A run of records
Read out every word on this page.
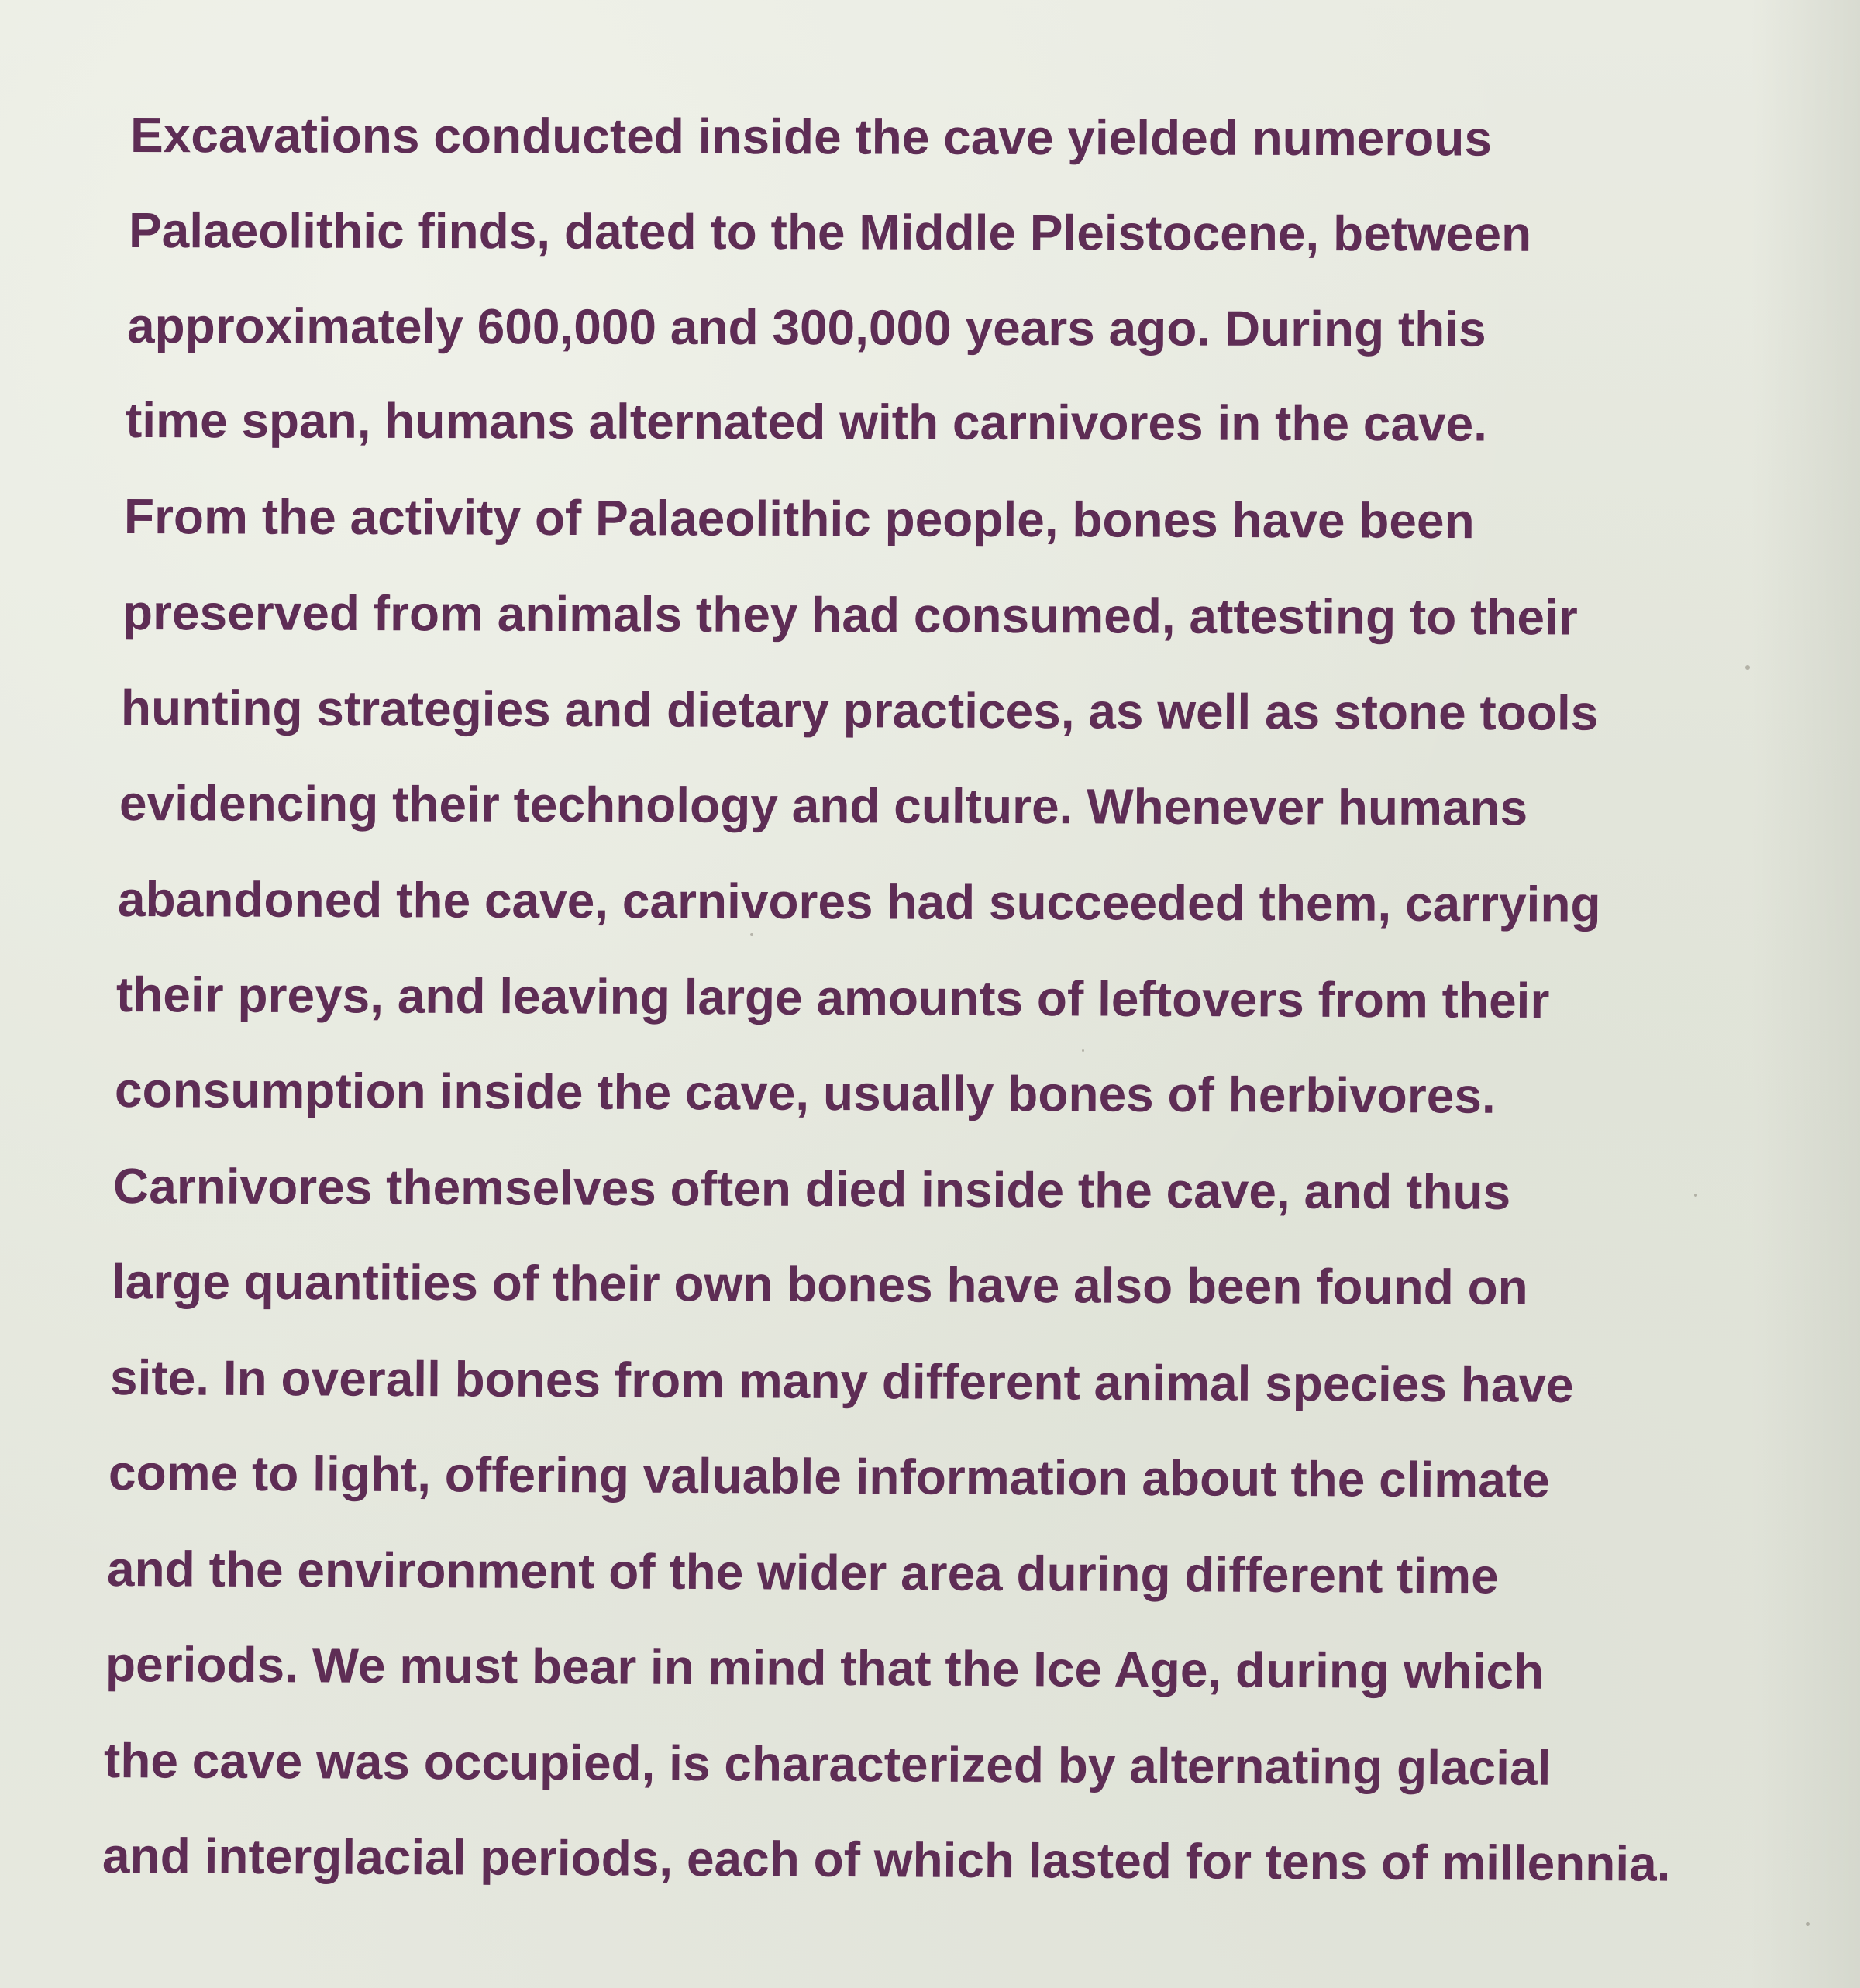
Excavations conducted inside the cave yielded numerous
Palaeolithic finds, dated to the Middle Pleistocene, between
approximately 600,000 and 300,000 years ago. During this
time span, humans alternated with carnivores in the cave.
From the activity of Palaeolithic people, bones have been
preserved from animals they had consumed, attesting to their
hunting strategies and dietary practices, as well as stone tools
evidencing their technology and culture. Whenever humans
abandoned the cave, carnivores had succeeded them, carrying
their preys, and leaving large amounts of leftovers from their
consumption inside the cave, usually bones of herbivores.
Carnivores themselves often died inside the cave, and thus
large quantities of their own bones have also been found on
site. In overall bones from many different animal species have
come to light, offering valuable information about the climate
and the environment of the wider area during different time
periods. We must bear in mind that the Ice Age, during which
the cave was occupied, is characterized by alternating glacial
and interglacial periods, each of which lasted for tens of millennia.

**Given problem:**
Write out every line from the entries where "large" appears.

**Exercise answer:**
their preys, and leaving large amounts of leftovers from their
large quantities of their own bones have also been found on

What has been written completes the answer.